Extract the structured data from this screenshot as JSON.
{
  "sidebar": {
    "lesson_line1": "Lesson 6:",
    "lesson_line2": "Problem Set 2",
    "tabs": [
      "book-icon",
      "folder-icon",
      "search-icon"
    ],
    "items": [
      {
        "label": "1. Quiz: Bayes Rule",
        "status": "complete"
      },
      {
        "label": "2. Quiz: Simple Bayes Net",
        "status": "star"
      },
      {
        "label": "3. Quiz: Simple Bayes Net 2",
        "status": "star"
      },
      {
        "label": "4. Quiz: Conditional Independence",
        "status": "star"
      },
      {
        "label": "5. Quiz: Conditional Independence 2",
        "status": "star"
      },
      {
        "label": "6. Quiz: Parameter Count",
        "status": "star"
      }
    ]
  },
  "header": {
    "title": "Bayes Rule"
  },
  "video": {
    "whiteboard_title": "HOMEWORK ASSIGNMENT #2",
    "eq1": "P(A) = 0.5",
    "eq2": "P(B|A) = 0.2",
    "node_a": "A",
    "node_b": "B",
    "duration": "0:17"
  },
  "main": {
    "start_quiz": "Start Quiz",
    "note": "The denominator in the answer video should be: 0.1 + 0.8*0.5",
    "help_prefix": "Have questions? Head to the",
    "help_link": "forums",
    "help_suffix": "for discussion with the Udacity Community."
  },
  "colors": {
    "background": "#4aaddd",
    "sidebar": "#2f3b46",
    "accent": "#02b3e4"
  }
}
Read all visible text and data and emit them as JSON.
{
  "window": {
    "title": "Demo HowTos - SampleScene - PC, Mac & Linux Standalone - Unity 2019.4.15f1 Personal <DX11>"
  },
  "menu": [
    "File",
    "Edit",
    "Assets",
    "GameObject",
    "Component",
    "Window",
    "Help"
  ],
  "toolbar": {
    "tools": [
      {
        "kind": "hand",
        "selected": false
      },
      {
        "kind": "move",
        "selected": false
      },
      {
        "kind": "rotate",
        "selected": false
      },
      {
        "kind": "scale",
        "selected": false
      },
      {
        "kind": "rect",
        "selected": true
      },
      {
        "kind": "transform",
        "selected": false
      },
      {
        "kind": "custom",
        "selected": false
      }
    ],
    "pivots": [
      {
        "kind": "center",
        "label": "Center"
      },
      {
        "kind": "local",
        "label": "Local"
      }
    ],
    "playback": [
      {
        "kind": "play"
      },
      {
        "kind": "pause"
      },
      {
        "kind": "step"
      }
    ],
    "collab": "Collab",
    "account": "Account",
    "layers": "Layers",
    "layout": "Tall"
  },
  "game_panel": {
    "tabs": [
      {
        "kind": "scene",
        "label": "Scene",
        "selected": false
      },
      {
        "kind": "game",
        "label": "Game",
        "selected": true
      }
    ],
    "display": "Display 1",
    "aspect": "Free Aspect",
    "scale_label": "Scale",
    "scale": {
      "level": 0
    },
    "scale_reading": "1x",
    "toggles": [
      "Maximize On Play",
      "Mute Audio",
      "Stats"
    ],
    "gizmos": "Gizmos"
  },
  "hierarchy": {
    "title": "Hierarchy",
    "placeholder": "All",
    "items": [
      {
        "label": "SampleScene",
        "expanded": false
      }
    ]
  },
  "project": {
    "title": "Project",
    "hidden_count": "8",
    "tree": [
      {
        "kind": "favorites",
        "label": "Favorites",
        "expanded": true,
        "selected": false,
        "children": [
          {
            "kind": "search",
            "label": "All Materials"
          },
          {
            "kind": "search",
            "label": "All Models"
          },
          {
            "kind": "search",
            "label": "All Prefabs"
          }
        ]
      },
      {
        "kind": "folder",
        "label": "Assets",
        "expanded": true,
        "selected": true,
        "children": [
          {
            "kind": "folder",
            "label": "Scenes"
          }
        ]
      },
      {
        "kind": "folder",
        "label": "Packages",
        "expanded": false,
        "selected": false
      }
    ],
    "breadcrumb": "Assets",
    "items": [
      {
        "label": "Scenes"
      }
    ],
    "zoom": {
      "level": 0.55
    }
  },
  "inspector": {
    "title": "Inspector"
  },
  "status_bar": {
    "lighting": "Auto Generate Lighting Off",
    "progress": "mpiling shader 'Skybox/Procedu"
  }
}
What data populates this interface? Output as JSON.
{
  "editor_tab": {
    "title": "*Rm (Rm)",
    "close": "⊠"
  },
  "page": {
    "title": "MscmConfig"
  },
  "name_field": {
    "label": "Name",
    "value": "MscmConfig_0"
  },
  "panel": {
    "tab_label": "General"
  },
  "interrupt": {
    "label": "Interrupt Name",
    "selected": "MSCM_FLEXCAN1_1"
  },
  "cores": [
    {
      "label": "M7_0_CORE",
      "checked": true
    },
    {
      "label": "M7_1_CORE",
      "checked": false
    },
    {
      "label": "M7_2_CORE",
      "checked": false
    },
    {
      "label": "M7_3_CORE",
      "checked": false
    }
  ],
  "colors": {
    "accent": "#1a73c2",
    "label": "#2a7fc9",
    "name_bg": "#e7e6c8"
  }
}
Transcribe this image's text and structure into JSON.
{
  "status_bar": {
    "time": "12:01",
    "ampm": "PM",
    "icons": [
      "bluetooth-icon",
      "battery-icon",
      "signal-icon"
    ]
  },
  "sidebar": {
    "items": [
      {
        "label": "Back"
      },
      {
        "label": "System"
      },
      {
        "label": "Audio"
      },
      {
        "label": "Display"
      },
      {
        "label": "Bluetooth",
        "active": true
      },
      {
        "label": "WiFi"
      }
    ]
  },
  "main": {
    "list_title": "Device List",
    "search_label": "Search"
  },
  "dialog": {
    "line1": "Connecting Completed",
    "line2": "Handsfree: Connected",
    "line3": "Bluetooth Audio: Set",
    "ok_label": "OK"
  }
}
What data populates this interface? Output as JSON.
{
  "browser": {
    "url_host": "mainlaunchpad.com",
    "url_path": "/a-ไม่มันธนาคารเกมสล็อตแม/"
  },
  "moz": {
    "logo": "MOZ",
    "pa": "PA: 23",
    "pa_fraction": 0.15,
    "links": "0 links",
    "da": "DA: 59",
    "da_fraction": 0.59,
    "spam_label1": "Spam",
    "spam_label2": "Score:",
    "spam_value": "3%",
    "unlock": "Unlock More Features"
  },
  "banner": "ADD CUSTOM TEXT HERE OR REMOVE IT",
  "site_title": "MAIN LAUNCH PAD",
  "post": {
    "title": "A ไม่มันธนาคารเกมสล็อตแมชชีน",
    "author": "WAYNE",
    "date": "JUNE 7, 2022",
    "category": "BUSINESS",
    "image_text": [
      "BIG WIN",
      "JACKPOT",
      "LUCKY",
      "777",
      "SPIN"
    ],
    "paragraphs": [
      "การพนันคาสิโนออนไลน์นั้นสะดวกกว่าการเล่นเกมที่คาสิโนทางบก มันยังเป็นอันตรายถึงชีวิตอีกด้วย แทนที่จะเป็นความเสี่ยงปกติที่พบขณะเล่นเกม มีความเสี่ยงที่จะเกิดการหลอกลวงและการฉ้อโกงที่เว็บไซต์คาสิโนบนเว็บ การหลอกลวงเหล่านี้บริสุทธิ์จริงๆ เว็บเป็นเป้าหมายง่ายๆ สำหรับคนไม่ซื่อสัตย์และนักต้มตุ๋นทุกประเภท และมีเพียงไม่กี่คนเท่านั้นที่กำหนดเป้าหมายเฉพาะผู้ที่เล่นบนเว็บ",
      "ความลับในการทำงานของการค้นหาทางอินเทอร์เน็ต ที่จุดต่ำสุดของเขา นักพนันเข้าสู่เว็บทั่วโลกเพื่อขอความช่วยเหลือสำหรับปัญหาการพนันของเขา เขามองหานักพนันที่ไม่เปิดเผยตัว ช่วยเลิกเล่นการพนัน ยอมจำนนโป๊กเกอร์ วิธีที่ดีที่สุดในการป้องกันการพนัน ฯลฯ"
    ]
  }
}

======

Using the entries above, please restate each one word for word.

Extract the structured data from this screenshot as JSON.
{
  "sidebar": {
    "lesson_line1": "Lesson 6:",
    "lesson_line2": "Problem Set 2",
    "tabs": [
      "book-icon",
      "folder-icon",
      "search-icon"
    ],
    "items": [
      {
        "label": "1. Quiz: Bayes Rule",
        "status": "complete"
      },
      {
        "label": "2. Quiz: Simple Bayes Net",
        "status": "star"
      },
      {
        "label": "3. Quiz: Simple Bayes Net 2",
        "status": "star"
      },
      {
        "label": "4. Quiz: Conditional Independence",
        "status": "star"
      },
      {
        "label": "5. Quiz: Conditional Independence 2",
        "status": "star"
      },
      {
        "label": "6. Quiz: Parameter Count",
        "status": "star"
      }
    ]
  },
  "header": {
    "title": "Bayes Rule"
  },
  "video": {
    "whiteboard_title": "HOMEWORK ASSIGNMENT #2",
    "eq1": "P(A) = 0.5",
    "eq2": "P(B|A) = 0.2",
    "node_a": "A",
    "node_b": "B",
    "duration": "0:17"
  },
  "main": {
    "start_quiz": "Start Quiz",
    "note": "The denominator in the answer video should be: 0.1 + 0.8*0.5",
    "help_prefix": "Have questions? Head to the",
    "help_link": "forums",
    "help_suffix": "for discussion with the Udacity Community."
  },
  "colors": {
    "background": "#4aaddd",
    "sidebar": "#2f3b46",
    "accent": "#02b3e4"
  }
}
Read all visible text and data and emit them as JSON.
{
  "window": {
    "title": "Demo HowTos - SampleScene - PC, Mac & Linux Standalone - Unity 2019.4.15f1 Personal <DX11>"
  },
  "menu": [
    "File",
    "Edit",
    "Assets",
    "GameObject",
    "Component",
    "Window",
    "Help"
  ],
  "toolbar": {
    "tools": [
      {
        "kind": "hand",
        "selected": false
      },
      {
        "kind": "move",
        "selected": false
      },
      {
        "kind": "rotate",
        "selected": false
      },
      {
        "kind": "scale",
        "selected": false
      },
      {
        "kind": "rect",
        "selected": true
      },
      {
        "kind": "transform",
        "selected": false
      },
      {
        "kind": "custom",
        "selected": false
      }
    ],
    "pivots": [
      {
        "kind": "center",
        "label": "Center"
      },
      {
        "kind": "local",
        "label": "Local"
      }
    ],
    "playback": [
      {
        "kind": "play"
      },
      {
        "kind": "pause"
      },
      {
        "kind": "step"
      }
    ],
    "collab": "Collab",
    "account": "Account",
    "layers": "Layers",
    "layout": "Tall"
  },
  "game_panel": {
    "tabs": [
      {
        "kind": "scene",
        "label": "Scene",
        "selected": false
      },
      {
        "kind": "game",
        "label": "Game",
        "selected": true
      }
    ],
    "display": "Display 1",
    "aspect": "Free Aspect",
    "scale_label": "Scale",
    "scale": {
      "level": 0
    },
    "scale_reading": "1x",
    "toggles": [
      "Maximize On Play",
      "Mute Audio",
      "Stats"
    ],
    "gizmos": "Gizmos"
  },
  "hierarchy": {
    "title": "Hierarchy",
    "placeholder": "All",
    "items": [
      {
        "label": "SampleScene",
        "expanded": false
      }
    ]
  },
  "project": {
    "title": "Project",
    "hidden_count": "8",
    "tree": [
      {
        "kind": "favorites",
        "label": "Favorites",
        "expanded": true,
        "selected": false,
        "children": [
          {
            "kind": "search",
            "label": "All Materials"
          },
          {
            "kind": "search",
            "label": "All Models"
          },
          {
            "kind": "search",
            "label": "All Prefabs"
          }
        ]
      },
      {
        "kind": "folder",
        "label": "Assets",
        "expanded": true,
        "selected": true,
        "children": [
          {
            "kind": "folder",
            "label": "Scenes"
          }
        ]
      },
      {
        "kind": "folder",
        "label": "Packages",
        "expanded": false,
        "selected": false
      }
    ],
    "breadcrumb": "Assets",
    "items": [
      {
        "label": "Scenes"
      }
    ],
    "zoom": {
      "level": 0.55
    }
  },
  "inspector": {
    "title": "Inspector"
  },
  "status_bar": {
    "lighting": "Auto Generate Lighting Off",
    "progress": "mpiling shader 'Skybox/Procedu"
  }
}
What data populates this interface? Output as JSON.
{
  "editor_tab": {
    "title": "*Rm (Rm)",
    "close": "⊠"
  },
  "page": {
    "title": "MscmConfig"
  },
  "name_field": {
    "label": "Name",
    "value": "MscmConfig_0"
  },
  "panel": {
    "tab_label": "General"
  },
  "interrupt": {
    "label": "Interrupt Name",
    "selected": "MSCM_FLEXCAN1_1"
  },
  "cores": [
    {
      "label": "M7_0_CORE",
      "checked": true
    },
    {
      "label": "M7_1_CORE",
      "checked": false
    },
    {
      "label": "M7_2_CORE",
      "checked": false
    },
    {
      "label": "M7_3_CORE",
      "checked": false
    }
  ],
  "colors": {
    "accent": "#1a73c2",
    "label": "#2a7fc9",
    "name_bg": "#e7e6c8"
  }
}
Transcribe this image's text and structure into JSON.
{
  "status_bar": {
    "time": "12:01",
    "ampm": "PM",
    "icons": [
      "bluetooth-icon",
      "battery-icon",
      "signal-icon"
    ]
  },
  "sidebar": {
    "items": [
      {
        "label": "Back"
      },
      {
        "label": "System"
      },
      {
        "label": "Audio"
      },
      {
        "label": "Display"
      },
      {
        "label": "Bluetooth",
        "active": true
      },
      {
        "label": "WiFi"
      }
    ]
  },
  "main": {
    "list_title": "Device List",
    "search_label": "Search"
  },
  "dialog": {
    "line1": "Connecting Completed",
    "line2": "Handsfree: Connected",
    "line3": "Bluetooth Audio: Set",
    "ok_label": "OK"
  }
}
What data populates this interface? Output as JSON.
{
  "browser": {
    "url_host": "mainlaunchpad.com",
    "url_path": "/a-ไม่มันธนาคารเกมสล็อตแม/"
  },
  "moz": {
    "logo": "MOZ",
    "pa": "PA: 23",
    "pa_fraction": 0.15,
    "links": "0 links",
    "da": "DA: 59",
    "da_fraction": 0.59,
    "spam_label1": "Spam",
    "spam_label2": "Score:",
    "spam_value": "3%",
    "unlock": "Unlock More Features"
  },
  "banner": "ADD CUSTOM TEXT HERE OR REMOVE IT",
  "site_title": "MAIN LAUNCH PAD",
  "post": {
    "title": "A ไม่มันธนาคารเกมสล็อตแมชชีน",
    "author": "WAYNE",
    "date": "JUNE 7, 2022",
    "category": "BUSINESS",
    "image_text": [
      "BIG WIN",
      "JACKPOT",
      "LUCKY",
      "777",
      "SPIN"
    ],
    "paragraphs": [
      "การพนันคาสิโนออนไลน์นั้นสะดวกกว่าการเล่นเกมที่คาสิโนทางบก มันยังเป็นอันตรายถึงชีวิตอีกด้วย แทนที่จะเป็นความเสี่ยงปกติที่พบขณะเล่นเกม มีความเสี่ยงที่จะเกิดการหลอกลวงและการฉ้อโกงที่เว็บไซต์คาสิโนบนเว็บ การหลอกลวงเหล่านี้บริสุทธิ์จริงๆ เว็บเป็นเป้าหมายง่ายๆ สำหรับคนไม่ซื่อสัตย์และนักต้มตุ๋นทุกประเภท และมีเพียงไม่กี่คนเท่านั้นที่กำหนดเป้าหมายเฉพาะผู้ที่เล่นบนเว็บ",
      "ความลับในการทำงานของการค้นหาทางอินเทอร์เน็ต ที่จุดต่ำสุดของเขา นักพนันเข้าสู่เว็บทั่วโลกเพื่อขอความช่วยเหลือสำหรับปัญหาการพนันของเขา เขามองหานักพนันที่ไม่เปิดเผยตัว ช่วยเลิกเล่นการพนัน ยอมจำนนโป๊กเกอร์ วิธีที่ดีที่สุดในการป้องกันการพนัน ฯลฯ"
    ]
  }
}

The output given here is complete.